> _Set exercise_
Work through the following lines and count those that hold the word "kuni". Reply with that number only.

....

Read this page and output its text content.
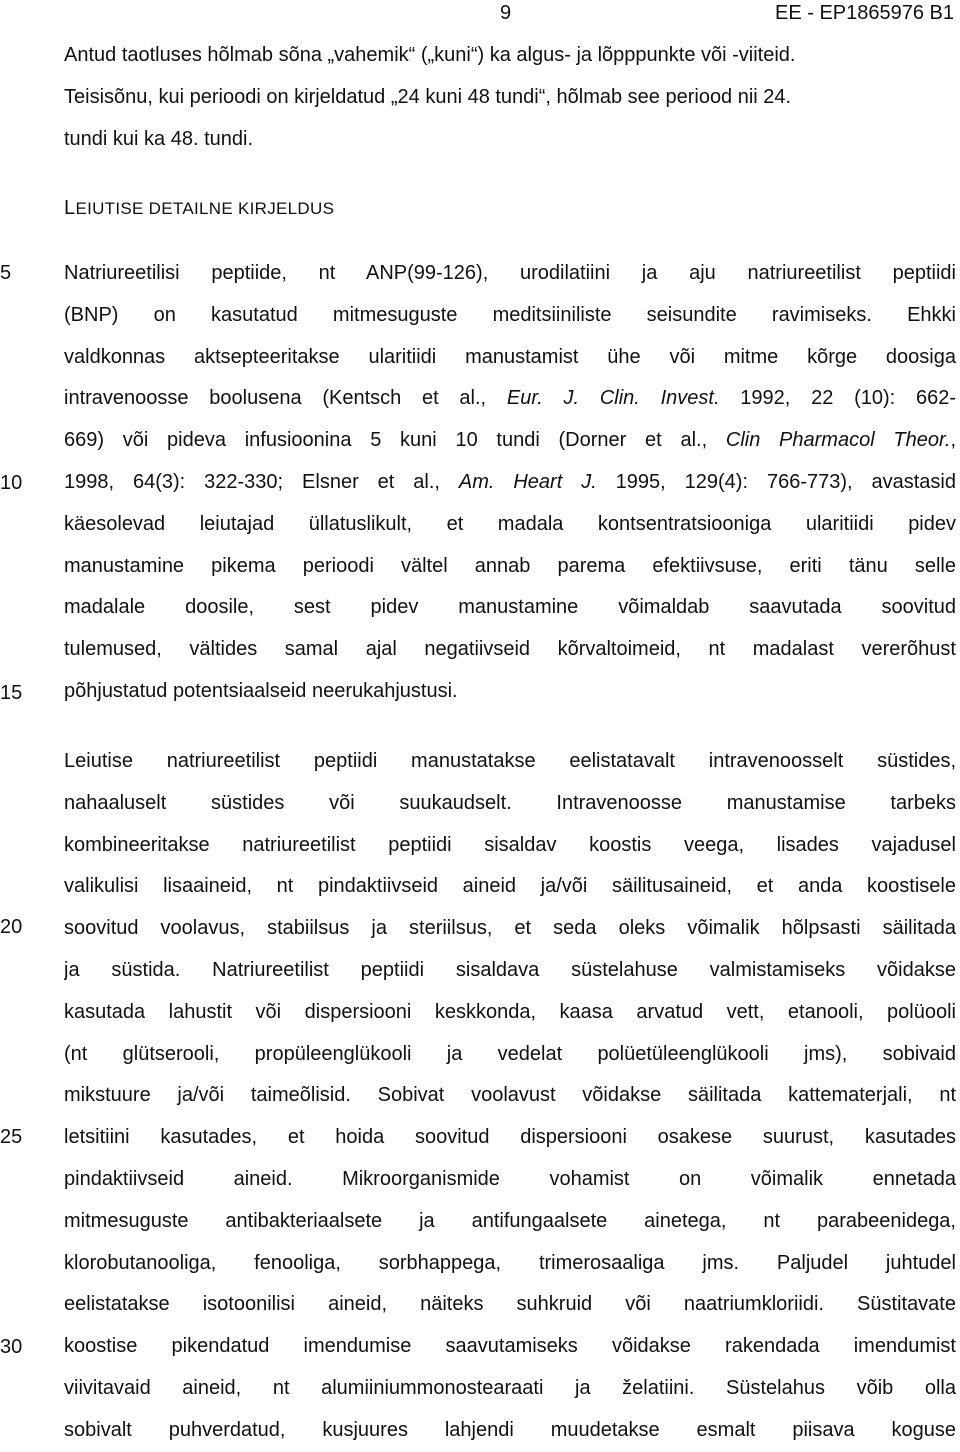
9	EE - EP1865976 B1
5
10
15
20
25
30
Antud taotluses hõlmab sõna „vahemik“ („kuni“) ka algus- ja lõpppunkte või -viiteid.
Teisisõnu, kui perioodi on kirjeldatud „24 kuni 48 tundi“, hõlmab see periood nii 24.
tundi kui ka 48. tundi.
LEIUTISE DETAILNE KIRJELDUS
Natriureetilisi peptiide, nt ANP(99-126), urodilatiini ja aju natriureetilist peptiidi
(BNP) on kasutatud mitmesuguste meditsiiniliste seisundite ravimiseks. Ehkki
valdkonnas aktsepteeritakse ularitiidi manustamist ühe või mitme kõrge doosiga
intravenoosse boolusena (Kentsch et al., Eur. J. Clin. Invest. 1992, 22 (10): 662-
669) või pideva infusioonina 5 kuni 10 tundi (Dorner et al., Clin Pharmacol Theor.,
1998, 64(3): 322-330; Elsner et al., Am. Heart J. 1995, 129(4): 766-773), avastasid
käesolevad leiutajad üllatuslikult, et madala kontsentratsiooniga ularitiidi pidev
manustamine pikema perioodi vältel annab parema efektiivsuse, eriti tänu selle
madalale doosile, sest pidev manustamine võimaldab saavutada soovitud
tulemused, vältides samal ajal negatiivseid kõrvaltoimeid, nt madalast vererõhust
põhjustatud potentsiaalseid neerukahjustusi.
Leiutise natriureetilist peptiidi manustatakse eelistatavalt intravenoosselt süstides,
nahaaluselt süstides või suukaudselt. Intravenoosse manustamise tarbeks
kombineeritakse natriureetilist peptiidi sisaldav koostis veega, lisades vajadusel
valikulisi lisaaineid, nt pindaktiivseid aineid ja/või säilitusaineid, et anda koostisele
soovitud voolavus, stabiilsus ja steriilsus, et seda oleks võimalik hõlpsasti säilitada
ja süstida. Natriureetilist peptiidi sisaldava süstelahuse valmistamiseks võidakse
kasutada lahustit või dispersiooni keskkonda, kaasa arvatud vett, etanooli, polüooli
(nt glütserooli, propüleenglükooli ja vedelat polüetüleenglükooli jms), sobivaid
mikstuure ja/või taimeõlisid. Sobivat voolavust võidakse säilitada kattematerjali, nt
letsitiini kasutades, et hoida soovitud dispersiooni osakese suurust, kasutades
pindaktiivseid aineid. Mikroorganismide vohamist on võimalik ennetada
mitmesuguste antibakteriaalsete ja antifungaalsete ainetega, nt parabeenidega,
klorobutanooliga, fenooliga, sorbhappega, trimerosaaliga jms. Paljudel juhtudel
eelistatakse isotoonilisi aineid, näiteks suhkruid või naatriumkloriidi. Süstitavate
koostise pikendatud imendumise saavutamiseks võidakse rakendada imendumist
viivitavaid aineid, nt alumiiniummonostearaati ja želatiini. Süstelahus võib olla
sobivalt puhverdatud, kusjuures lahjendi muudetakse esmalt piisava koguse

....

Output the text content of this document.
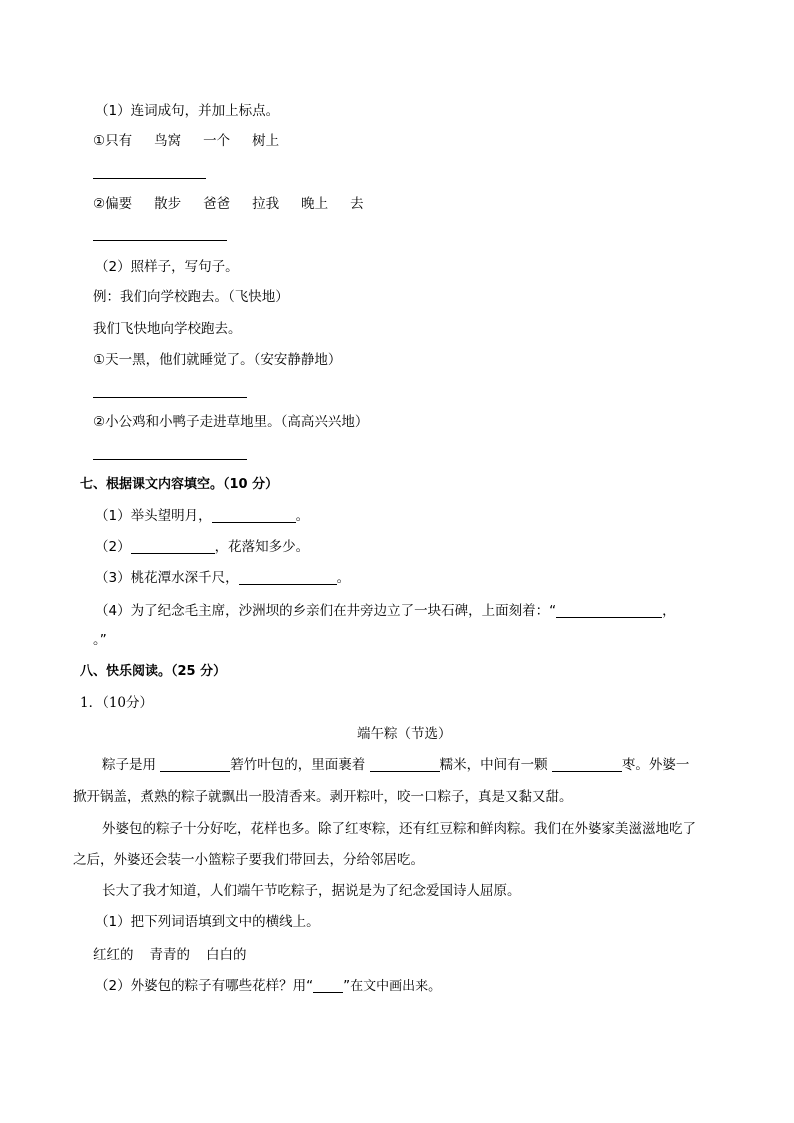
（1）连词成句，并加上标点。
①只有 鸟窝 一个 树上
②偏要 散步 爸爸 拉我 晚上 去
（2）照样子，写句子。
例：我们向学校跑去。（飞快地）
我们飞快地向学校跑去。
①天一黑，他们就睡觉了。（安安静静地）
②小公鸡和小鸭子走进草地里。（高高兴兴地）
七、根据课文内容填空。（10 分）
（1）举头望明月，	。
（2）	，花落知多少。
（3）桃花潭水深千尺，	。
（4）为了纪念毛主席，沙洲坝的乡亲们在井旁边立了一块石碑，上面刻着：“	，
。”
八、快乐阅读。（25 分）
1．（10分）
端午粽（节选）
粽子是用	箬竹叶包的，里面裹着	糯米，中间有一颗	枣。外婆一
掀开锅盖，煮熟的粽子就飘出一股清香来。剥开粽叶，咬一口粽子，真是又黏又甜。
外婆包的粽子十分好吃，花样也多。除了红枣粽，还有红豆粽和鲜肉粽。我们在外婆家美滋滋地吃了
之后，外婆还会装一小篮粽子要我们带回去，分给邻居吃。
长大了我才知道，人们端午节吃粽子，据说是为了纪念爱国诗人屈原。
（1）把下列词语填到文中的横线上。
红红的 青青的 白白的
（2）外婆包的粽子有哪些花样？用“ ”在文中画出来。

....

> _Answer for this exercise_
3